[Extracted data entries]
++++

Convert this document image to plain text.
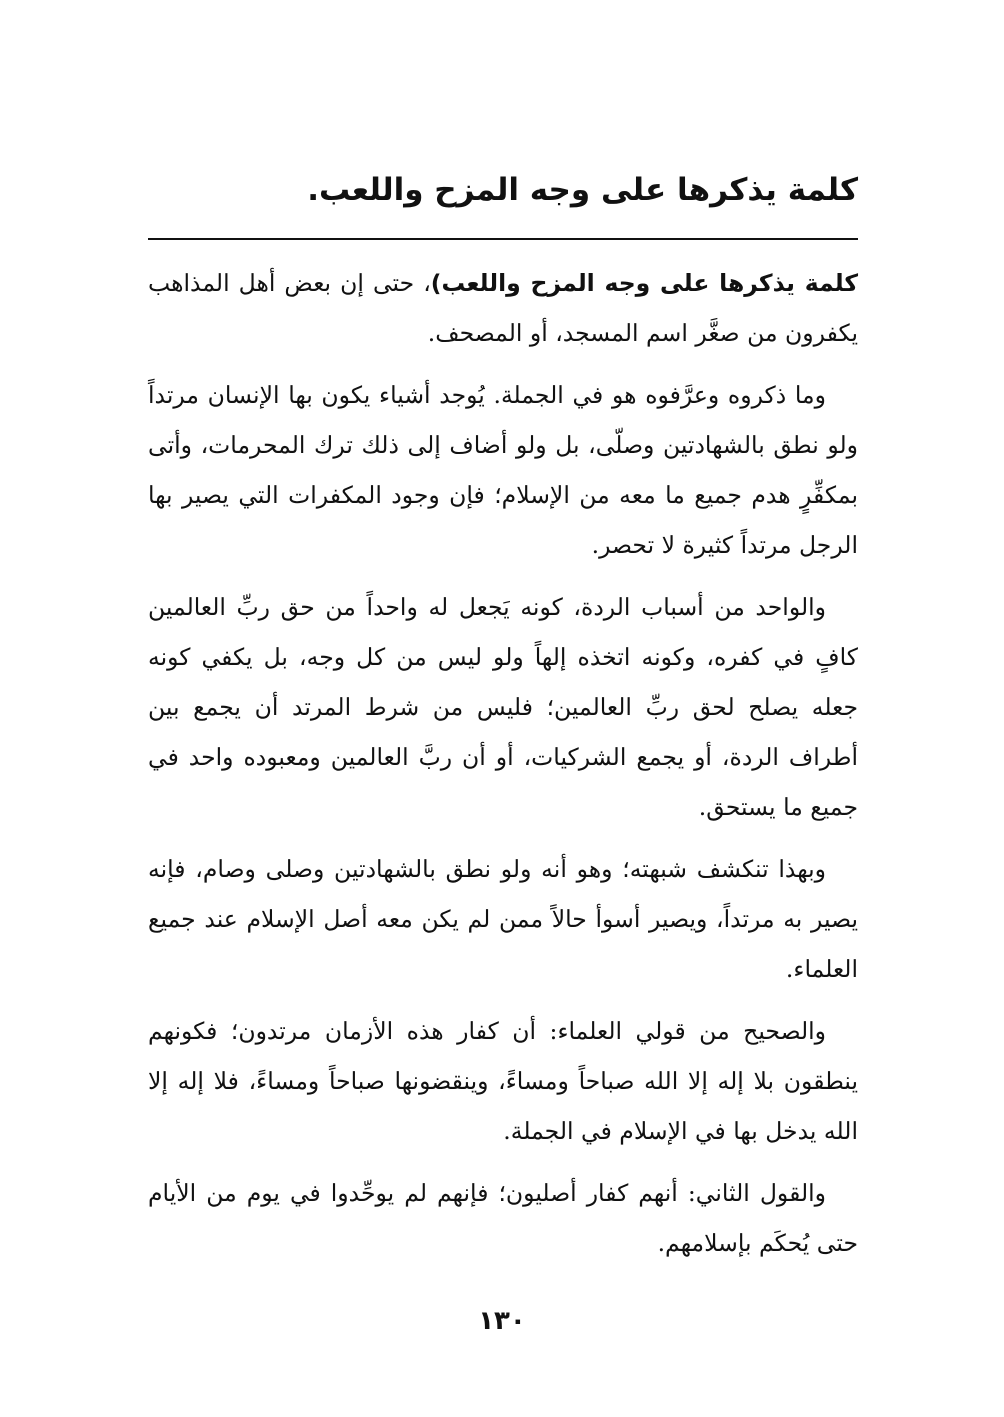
كلمة يذكرها على وجه المزح واللعب.

كلمة يذكرها على وجه المزح واللعب)، حتى إن بعض أهل المذاهب يكفرون من صغَّر اسم المسجد، أو المصحف.

وما ذكروه وعرَّفوه هو في الجملة. يُوجد أشياء يكون بها الإنسان مرتداً ولو نطق بالشهادتين وصلّى، بل ولو أضاف إلى ذلك ترك المحرمات، وأتى بمكفِّرٍ هدم جميع ما معه من الإسلام؛ فإن وجود المكفرات التي يصير بها الرجل مرتداً كثيرة لا تحصر.

والواحد من أسباب الردة، كونه يَجعل له واحداً من حق ربِّ العالمين كافٍ في كفره، وكونه اتخذه إلهاً ولو ليس من كل وجه، بل يكفي كونه جعله يصلح لحق ربِّ العالمين؛ فليس من شرط المرتد أن يجمع بين أطراف الردة، أو يجمع الشركيات، أو أن ربَّ العالمين ومعبوده واحد في جميع ما يستحق.

وبهذا تنكشف شبهته؛ وهو أنه ولو نطق بالشهادتين وصلى وصام، فإنه يصير به مرتداً، ويصير أسوأ حالاً ممن لم يكن معه أصل الإسلام عند جميع العلماء.

والصحيح من قولي العلماء: أن كفار هذه الأزمان مرتدون؛ فكونهم ينطقون بلا إله إلا الله صباحاً ومساءً، وينقضونها صباحاً ومساءً، فلا إله إلا الله يدخل بها في الإسلام في الجملة.

والقول الثاني: أنهم كفار أصليون؛ فإنهم لم يوحِّدوا في يوم من الأيام حتى يُحكَم بإسلامهم.

١٣٠
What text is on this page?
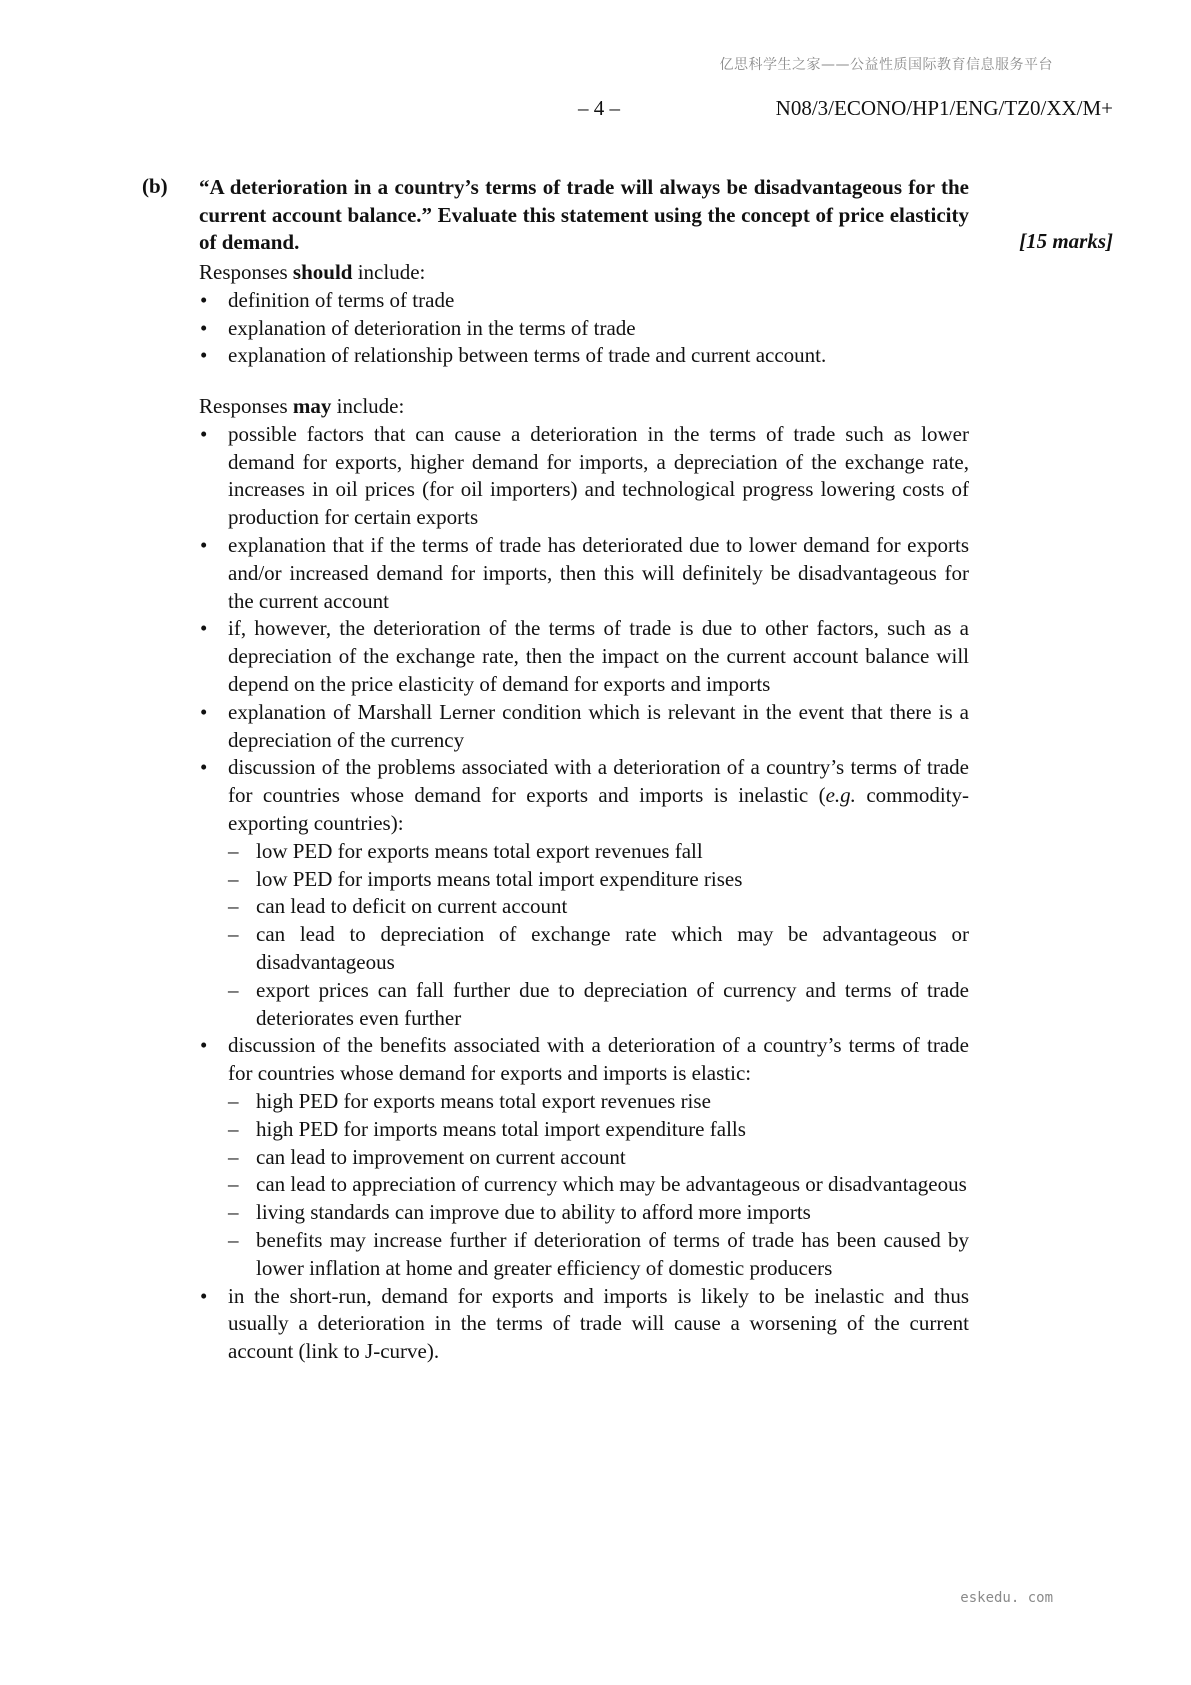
亿思科学生之家——公益性质国际教育信息服务平台
– 4 –	N08/3/ECONO/HP1/ENG/TZ0/XX/M+
(b) “A deterioration in a country’s terms of trade will always be disadvantageous for the current account balance.” Evaluate this statement using the concept of price elasticity of demand.	[15 marks]

Responses should include:

• definition of terms of trade
• explanation of deterioration in the terms of trade
• explanation of relationship between terms of trade and current account.

Responses may include:

• possible factors that can cause a deterioration in the terms of trade such as lower demand for exports, higher demand for imports, a depreciation of the exchange rate, increases in oil prices (for oil importers) and technological progress lowering costs of production for certain exports
• explanation that if the terms of trade has deteriorated due to lower demand for exports and/or increased demand for imports, then this will definitely be disadvantageous for the current account
• if, however, the deterioration of the terms of trade is due to other factors, such as a depreciation of the exchange rate, then the impact on the current account balance will depend on the price elasticity of demand for exports and imports
• explanation of Marshall Lerner condition which is relevant in the event that there is a depreciation of the currency
• discussion of the problems associated with a deterioration of a country’s terms of trade for countries whose demand for exports and imports is inelastic (e.g. commodity-exporting countries):
– low PED for exports means total export revenues fall
– low PED for imports means total import expenditure rises
– can lead to deficit on current account
– can lead to depreciation of exchange rate which may be advantageous or disadvantageous
– export prices can fall further due to depreciation of currency and terms of trade deteriorates even further
• discussion of the benefits associated with a deterioration of a country’s terms of trade for countries whose demand for exports and imports is elastic:
– high PED for exports means total export revenues rise
– high PED for imports means total import expenditure falls
– can lead to improvement on current account
– can lead to appreciation of currency which may be advantageous or disadvantageous
– living standards can improve due to ability to afford more imports
– benefits may increase further if deterioration of terms of trade has been caused by lower inflation at home and greater efficiency of domestic producers
• in the short-run, demand for exports and imports is likely to be inelastic and thus usually a deterioration in the terms of trade will cause a worsening of the current account (link to J-curve).
eskedu. com
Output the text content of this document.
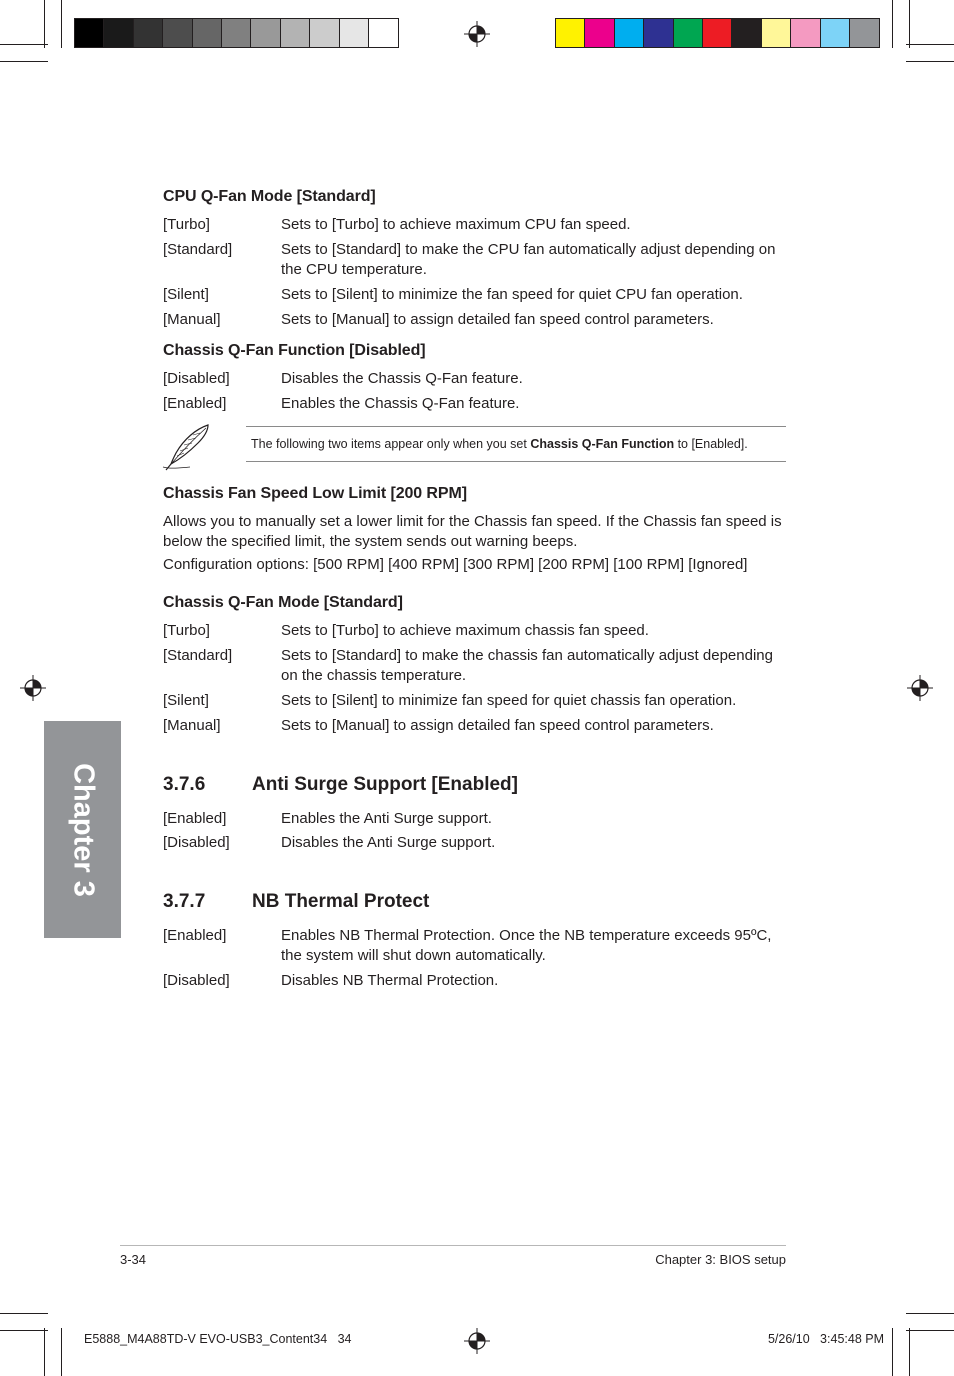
CPU Q-Fan Mode [Standard]
[Turbo]	Sets to [Turbo] to achieve maximum CPU fan speed.
[Standard]	Sets to [Standard] to make the CPU fan automatically adjust depending on the CPU temperature.
[Silent]	Sets to [Silent] to minimize the fan speed for quiet CPU fan operation.
[Manual]	Sets to [Manual] to assign detailed fan speed control parameters.
Chassis Q-Fan Function [Disabled]
[Disabled]	Disables the Chassis Q-Fan feature.
[Enabled]	Enables the Chassis Q-Fan feature.
The following two items appear only when you set Chassis Q-Fan Function to [Enabled].
Chassis Fan Speed Low Limit [200 RPM]
Allows you to manually set a lower limit for the Chassis fan speed. If the Chassis fan speed is below the specified limit, the system sends out warning beeps.
Configuration options: [500 RPM] [400 RPM] [300 RPM] [200 RPM] [100 RPM] [Ignored]
Chassis Q-Fan Mode [Standard]
[Turbo]	Sets to [Turbo] to achieve maximum chassis fan speed.
[Standard]	Sets to [Standard] to make the chassis fan automatically adjust depending on the chassis temperature.
[Silent]	Sets to [Silent] to minimize fan speed for quiet chassis fan operation.
[Manual]	Sets to [Manual] to assign detailed fan speed control parameters.
3.7.6 Anti Surge Support [Enabled]
[Enabled]	Enables the Anti Surge support.
[Disabled]	Disables the Anti Surge support.
3.7.7 NB Thermal Protect
[Enabled]	Enables NB Thermal Protection. Once the NB temperature exceeds 95ºC, the system will shut down automatically.
[Disabled]	Disables NB Thermal Protection.
Chapter 3
3-34	Chapter 3: BIOS setup
E5888_M4A88TD-V EVO-USB3_Content34   34	5/26/10   3:45:48 PM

++++

**Exercise brief**
Each line that holds the word "prices" should be extracted from the records.

**Output of the task**
• possible factors that can cause a deterioration in the terms of trade such as lower demand for exports, higher demand for imports, a depreciation of the exchange rate, increases in oil prices (for oil importers) and technological progress lowering costs of production for certain exports
– export prices can fall further due to depreciation of currency and terms of trade deteriorates even further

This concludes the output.